## [STATED PROBLEM]
Gather up all lines that carry the word "Party".

## [RECORD EXCERPTS]
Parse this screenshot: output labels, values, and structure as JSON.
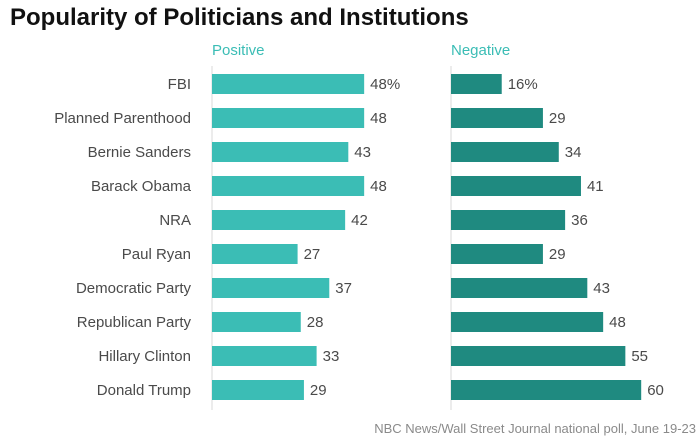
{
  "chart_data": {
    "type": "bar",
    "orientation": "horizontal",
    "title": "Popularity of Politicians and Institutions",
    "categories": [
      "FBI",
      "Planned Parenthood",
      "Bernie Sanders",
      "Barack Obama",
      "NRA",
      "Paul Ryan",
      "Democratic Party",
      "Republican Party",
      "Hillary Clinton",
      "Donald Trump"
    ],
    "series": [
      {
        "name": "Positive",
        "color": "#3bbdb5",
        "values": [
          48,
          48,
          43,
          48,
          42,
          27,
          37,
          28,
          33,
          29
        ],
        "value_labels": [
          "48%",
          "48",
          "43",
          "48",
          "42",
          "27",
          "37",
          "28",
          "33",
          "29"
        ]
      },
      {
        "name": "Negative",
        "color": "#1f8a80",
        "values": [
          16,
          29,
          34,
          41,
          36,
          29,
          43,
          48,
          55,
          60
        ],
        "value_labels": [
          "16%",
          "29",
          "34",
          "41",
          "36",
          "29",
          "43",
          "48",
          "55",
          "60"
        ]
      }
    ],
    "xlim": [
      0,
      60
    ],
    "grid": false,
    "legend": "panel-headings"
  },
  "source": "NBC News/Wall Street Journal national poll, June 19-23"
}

## [SOLUTION]
      "Democratic Party",
      "Republican Party",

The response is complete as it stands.